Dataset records
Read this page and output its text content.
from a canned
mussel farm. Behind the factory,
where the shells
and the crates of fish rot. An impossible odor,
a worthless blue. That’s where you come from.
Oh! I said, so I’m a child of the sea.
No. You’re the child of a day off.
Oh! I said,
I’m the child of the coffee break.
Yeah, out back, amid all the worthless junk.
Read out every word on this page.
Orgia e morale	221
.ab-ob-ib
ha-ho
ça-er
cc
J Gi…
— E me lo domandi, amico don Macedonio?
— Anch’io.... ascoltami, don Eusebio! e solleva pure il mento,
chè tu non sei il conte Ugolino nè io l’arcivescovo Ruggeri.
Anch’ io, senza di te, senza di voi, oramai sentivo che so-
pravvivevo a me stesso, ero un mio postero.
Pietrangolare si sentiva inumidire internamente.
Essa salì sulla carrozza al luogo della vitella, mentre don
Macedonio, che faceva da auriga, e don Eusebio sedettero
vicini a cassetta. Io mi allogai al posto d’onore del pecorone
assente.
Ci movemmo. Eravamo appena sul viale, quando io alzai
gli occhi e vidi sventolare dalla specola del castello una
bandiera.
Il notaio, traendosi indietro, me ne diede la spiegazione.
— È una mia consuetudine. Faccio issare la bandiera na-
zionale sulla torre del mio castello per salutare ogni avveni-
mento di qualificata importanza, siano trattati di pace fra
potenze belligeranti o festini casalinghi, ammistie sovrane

### TASK REQUIREMENTS:
Provide only the number of lines in the entries that hold the word "castello".

### FULL ANSWER:
2